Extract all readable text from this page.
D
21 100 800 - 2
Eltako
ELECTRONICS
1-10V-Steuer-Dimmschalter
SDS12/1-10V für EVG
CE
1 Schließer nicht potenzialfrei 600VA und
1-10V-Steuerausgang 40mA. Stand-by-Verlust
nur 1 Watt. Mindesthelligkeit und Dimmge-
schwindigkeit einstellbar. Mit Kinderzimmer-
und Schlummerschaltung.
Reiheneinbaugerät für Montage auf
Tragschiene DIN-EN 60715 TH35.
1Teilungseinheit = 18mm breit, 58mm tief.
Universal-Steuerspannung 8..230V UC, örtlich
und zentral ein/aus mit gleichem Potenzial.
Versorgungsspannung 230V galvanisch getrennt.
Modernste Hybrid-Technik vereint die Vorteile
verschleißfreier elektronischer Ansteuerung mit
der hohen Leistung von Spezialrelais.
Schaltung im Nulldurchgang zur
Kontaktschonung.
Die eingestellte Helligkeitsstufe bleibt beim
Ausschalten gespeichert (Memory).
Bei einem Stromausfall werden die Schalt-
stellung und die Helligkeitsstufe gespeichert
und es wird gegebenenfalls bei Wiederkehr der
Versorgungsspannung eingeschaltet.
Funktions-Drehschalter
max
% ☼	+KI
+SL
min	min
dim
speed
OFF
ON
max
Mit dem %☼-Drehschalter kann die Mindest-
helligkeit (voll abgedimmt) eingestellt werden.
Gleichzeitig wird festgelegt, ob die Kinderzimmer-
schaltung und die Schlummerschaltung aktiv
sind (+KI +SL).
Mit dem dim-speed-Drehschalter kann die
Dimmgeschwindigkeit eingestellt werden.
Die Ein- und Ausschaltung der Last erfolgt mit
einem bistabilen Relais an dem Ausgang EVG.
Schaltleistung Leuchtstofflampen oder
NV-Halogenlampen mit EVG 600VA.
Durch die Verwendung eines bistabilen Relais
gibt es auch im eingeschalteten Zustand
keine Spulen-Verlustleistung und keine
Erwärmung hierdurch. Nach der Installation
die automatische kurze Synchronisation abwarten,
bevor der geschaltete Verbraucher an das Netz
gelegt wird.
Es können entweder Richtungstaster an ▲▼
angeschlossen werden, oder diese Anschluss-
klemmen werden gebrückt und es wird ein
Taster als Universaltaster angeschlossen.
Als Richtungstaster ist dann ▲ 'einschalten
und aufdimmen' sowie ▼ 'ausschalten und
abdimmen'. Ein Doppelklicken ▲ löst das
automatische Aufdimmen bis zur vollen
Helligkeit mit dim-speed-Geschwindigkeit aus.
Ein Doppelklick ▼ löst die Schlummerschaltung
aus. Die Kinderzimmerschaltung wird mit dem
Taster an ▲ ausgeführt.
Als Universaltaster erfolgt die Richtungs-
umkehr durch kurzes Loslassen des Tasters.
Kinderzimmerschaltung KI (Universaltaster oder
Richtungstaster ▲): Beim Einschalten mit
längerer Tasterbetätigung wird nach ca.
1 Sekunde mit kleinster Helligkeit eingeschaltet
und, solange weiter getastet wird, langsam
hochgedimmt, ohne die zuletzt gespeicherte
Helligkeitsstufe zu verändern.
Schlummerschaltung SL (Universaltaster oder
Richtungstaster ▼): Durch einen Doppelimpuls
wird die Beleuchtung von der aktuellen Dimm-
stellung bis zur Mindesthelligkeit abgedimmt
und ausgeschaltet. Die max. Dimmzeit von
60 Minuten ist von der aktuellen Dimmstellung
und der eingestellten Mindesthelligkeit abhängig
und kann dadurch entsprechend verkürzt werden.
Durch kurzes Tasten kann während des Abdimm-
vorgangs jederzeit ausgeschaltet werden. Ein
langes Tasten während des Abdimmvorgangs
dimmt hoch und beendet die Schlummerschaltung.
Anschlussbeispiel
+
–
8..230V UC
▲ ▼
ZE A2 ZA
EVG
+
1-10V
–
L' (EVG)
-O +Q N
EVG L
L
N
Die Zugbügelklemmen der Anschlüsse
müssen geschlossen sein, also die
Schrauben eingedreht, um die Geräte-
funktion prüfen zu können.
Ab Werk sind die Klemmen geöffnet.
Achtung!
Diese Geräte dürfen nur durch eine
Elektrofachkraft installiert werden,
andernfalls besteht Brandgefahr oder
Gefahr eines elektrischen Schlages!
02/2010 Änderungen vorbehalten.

▬▬▬▬▬▬

Reproduce all of the records exactly.

Extract all readable text from this page.
D
21 100 800 - 2
Eltako
ELECTRONICS
1-10V-Steuer-Dimmschalter
SDS12/1-10V für EVG
CE
1 Schließer nicht potenzialfrei 600VA und
1-10V-Steuerausgang 40mA. Stand-by-Verlust
nur 1 Watt. Mindesthelligkeit und Dimmge-
schwindigkeit einstellbar. Mit Kinderzimmer-
und Schlummerschaltung.
Reiheneinbaugerät für Montage auf
Tragschiene DIN-EN 60715 TH35.
1Teilungseinheit = 18mm breit, 58mm tief.
Universal-Steuerspannung 8..230V UC, örtlich
und zentral ein/aus mit gleichem Potenzial.
Versorgungsspannung 230V galvanisch getrennt.
Modernste Hybrid-Technik vereint die Vorteile
verschleißfreier elektronischer Ansteuerung mit
der hohen Leistung von Spezialrelais.
Schaltung im Nulldurchgang zur
Kontaktschonung.
Die eingestellte Helligkeitsstufe bleibt beim
Ausschalten gespeichert (Memory).
Bei einem Stromausfall werden die Schalt-
stellung und die Helligkeitsstufe gespeichert
und es wird gegebenenfalls bei Wiederkehr der
Versorgungsspannung eingeschaltet.
Funktions-Drehschalter
max
% ☼	+KI
+SL
min	min
dim
speed
OFF
ON
max
Mit dem %☼-Drehschalter kann die Mindest-
helligkeit (voll abgedimmt) eingestellt werden.
Gleichzeitig wird festgelegt, ob die Kinderzimmer-
schaltung und die Schlummerschaltung aktiv
sind (+KI +SL).
Mit dem dim-speed-Drehschalter kann die
Dimmgeschwindigkeit eingestellt werden.
Die Ein- und Ausschaltung der Last erfolgt mit
einem bistabilen Relais an dem Ausgang EVG.
Schaltleistung Leuchtstofflampen oder
NV-Halogenlampen mit EVG 600VA.
Durch die Verwendung eines bistabilen Relais
gibt es auch im eingeschalteten Zustand
keine Spulen-Verlustleistung und keine
Erwärmung hierdurch. Nach der Installation
die automatische kurze Synchronisation abwarten,
bevor der geschaltete Verbraucher an das Netz
gelegt wird.
Es können entweder Richtungstaster an ▲▼
angeschlossen werden, oder diese Anschluss-
klemmen werden gebrückt und es wird ein
Taster als Universaltaster angeschlossen.
Als Richtungstaster ist dann ▲ 'einschalten
und aufdimmen' sowie ▼ 'ausschalten und
abdimmen'. Ein Doppelklicken ▲ löst das
automatische Aufdimmen bis zur vollen
Helligkeit mit dim-speed-Geschwindigkeit aus.
Ein Doppelklick ▼ löst die Schlummerschaltung
aus. Die Kinderzimmerschaltung wird mit dem
Taster an ▲ ausgeführt.
Als Universaltaster erfolgt die Richtungs-
umkehr durch kurzes Loslassen des Tasters.
Kinderzimmerschaltung KI (Universaltaster oder
Richtungstaster ▲): Beim Einschalten mit
längerer Tasterbetätigung wird nach ca.
1 Sekunde mit kleinster Helligkeit eingeschaltet
und, solange weiter getastet wird, langsam
hochgedimmt, ohne die zuletzt gespeicherte
Helligkeitsstufe zu verändern.
Schlummerschaltung SL (Universaltaster oder
Richtungstaster ▼): Durch einen Doppelimpuls
wird die Beleuchtung von der aktuellen Dimm-
stellung bis zur Mindesthelligkeit abgedimmt
und ausgeschaltet. Die max. Dimmzeit von
60 Minuten ist von der aktuellen Dimmstellung
und der eingestellten Mindesthelligkeit abhängig
und kann dadurch entsprechend verkürzt werden.
Durch kurzes Tasten kann während des Abdimm-
vorgangs jederzeit ausgeschaltet werden. Ein
langes Tasten während des Abdimmvorgangs
dimmt hoch und beendet die Schlummerschaltung.
Anschlussbeispiel
+
–
8..230V UC
▲ ▼
ZE A2 ZA
EVG
+
1-10V
–
L' (EVG)
-O +Q N
EVG L
L
N
Die Zugbügelklemmen der Anschlüsse
müssen geschlossen sein, also die
Schrauben eingedreht, um die Geräte-
funktion prüfen zu können.
Ab Werk sind die Klemmen geöffnet.
Achtung!
Diese Geräte dürfen nur durch eine
Elektrofachkraft installiert werden,
andernfalls besteht Brandgefahr oder
Gefahr eines elektrischen Schlages!
02/2010 Änderungen vorbehalten.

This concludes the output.